* DATA ROWS
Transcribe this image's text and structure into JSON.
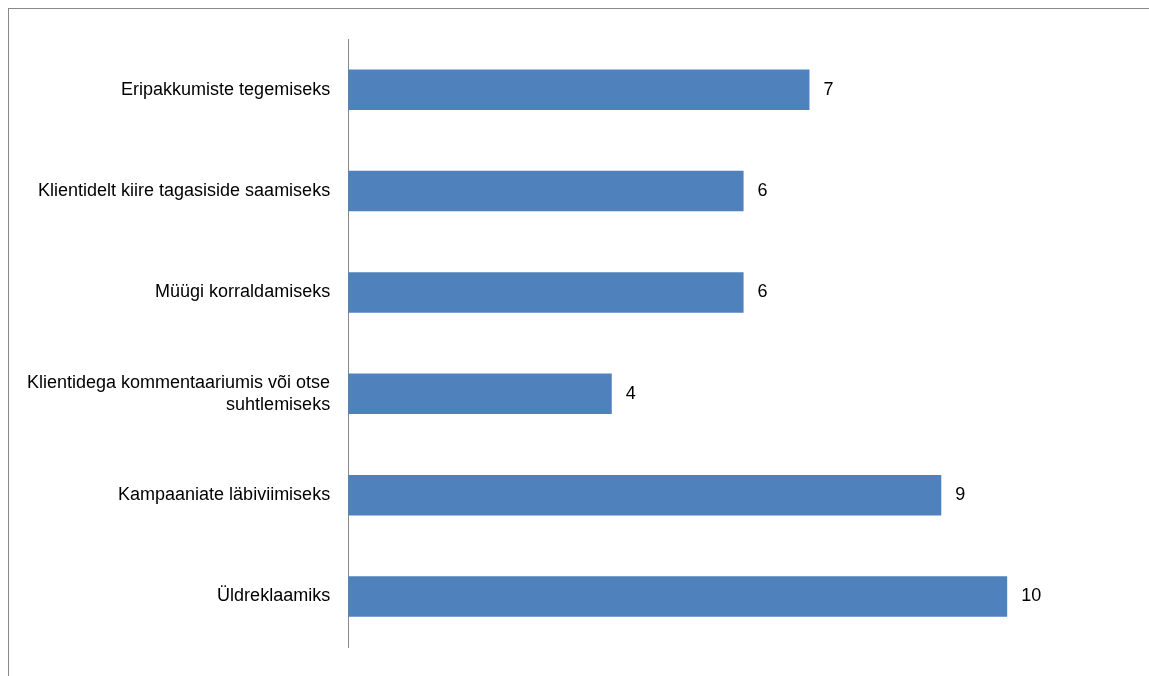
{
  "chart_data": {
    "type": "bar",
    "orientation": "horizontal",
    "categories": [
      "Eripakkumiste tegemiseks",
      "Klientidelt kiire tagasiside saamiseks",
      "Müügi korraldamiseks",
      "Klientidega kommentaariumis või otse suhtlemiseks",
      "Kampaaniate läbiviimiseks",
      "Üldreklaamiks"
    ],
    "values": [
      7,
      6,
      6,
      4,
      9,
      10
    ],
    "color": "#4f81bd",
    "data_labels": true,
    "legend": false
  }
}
--
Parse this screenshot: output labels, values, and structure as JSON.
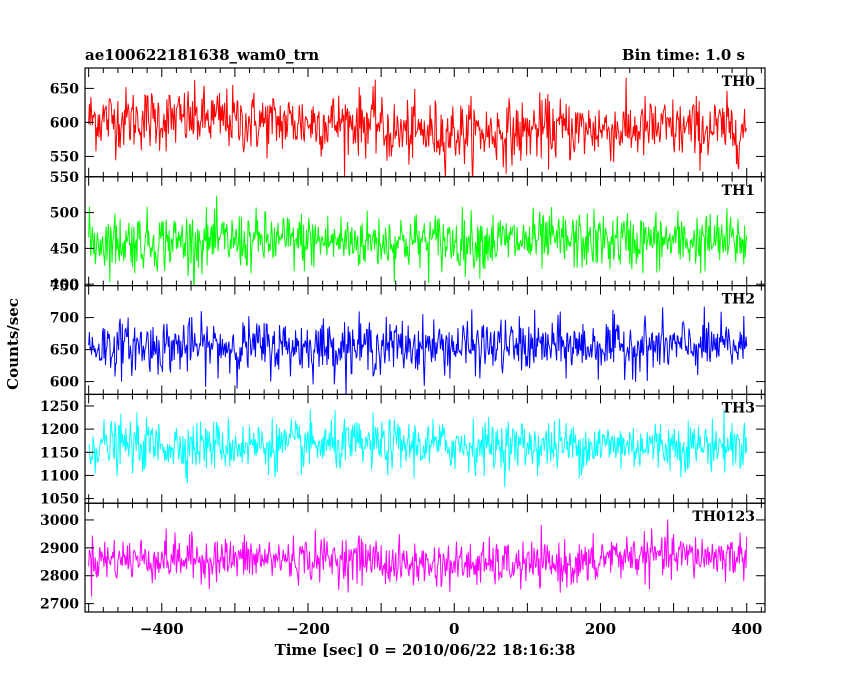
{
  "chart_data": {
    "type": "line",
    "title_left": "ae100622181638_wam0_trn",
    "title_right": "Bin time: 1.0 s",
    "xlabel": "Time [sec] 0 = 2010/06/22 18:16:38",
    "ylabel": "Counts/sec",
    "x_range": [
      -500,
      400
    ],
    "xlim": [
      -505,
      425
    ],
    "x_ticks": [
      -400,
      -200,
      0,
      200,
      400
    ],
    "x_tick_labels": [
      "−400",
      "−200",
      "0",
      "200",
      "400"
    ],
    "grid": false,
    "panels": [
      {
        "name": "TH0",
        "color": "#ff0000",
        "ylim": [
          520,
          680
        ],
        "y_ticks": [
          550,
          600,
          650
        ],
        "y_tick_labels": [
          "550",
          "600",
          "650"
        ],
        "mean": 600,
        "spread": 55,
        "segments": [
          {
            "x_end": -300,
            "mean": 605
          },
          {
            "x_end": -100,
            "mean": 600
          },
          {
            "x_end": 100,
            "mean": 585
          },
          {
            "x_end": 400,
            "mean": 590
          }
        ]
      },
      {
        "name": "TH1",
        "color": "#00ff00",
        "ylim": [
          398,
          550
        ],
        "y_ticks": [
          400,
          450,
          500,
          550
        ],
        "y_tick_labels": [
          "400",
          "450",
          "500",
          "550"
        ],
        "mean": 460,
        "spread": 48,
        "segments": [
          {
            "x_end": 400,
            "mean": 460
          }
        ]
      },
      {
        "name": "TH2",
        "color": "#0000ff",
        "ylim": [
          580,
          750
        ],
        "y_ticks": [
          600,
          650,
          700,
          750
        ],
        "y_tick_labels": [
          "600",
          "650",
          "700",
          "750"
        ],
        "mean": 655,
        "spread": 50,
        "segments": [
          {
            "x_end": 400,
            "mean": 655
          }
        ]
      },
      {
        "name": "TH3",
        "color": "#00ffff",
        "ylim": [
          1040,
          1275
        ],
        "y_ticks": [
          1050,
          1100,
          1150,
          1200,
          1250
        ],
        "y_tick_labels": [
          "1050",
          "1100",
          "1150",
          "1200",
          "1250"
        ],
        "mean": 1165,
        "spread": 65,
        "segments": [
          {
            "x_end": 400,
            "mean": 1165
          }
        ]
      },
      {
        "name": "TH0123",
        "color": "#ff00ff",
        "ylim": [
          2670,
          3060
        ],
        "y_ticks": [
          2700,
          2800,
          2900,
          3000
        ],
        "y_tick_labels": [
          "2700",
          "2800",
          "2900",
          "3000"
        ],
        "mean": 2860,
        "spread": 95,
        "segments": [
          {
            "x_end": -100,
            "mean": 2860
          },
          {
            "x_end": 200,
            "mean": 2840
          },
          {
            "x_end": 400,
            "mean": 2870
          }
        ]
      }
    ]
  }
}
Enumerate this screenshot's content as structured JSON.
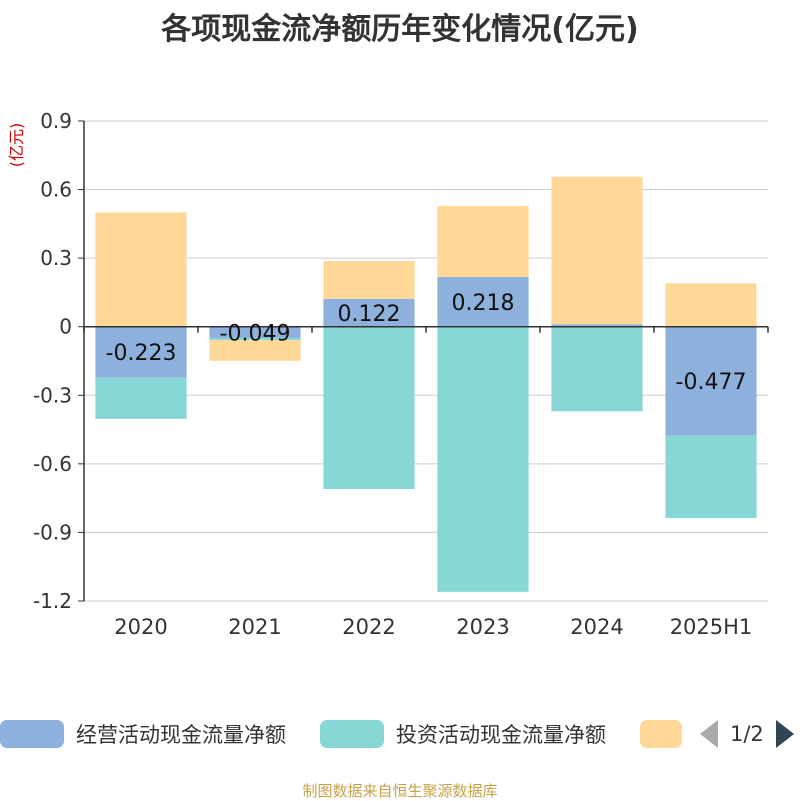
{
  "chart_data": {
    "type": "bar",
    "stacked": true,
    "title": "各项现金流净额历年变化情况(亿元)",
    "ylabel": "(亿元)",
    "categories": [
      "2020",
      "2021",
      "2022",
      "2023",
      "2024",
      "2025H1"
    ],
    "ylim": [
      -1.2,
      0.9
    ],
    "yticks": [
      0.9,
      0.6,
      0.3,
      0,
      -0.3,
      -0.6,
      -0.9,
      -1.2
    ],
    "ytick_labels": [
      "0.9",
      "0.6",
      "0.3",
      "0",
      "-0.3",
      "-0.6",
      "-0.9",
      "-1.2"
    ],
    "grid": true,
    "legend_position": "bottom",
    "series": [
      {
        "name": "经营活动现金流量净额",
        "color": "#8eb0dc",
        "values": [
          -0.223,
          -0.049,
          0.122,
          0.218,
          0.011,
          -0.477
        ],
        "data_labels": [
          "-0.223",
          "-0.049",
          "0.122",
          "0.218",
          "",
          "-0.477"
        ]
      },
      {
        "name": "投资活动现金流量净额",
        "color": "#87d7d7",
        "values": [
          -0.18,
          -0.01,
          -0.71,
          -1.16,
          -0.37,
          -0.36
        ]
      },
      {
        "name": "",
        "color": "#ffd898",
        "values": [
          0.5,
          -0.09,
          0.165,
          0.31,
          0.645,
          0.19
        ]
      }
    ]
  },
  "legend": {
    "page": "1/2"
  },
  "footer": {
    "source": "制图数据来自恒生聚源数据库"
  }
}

* GIVEN EXERCISE
Gather up every line in the data above that contains the word "this", copying each one.

* TASK RESULT
Transcribe this image's text and structure into JSON.
Parse this screenshot: output labels, values, and structure as JSON.
Enumerate this screenshot's content as structured JSON.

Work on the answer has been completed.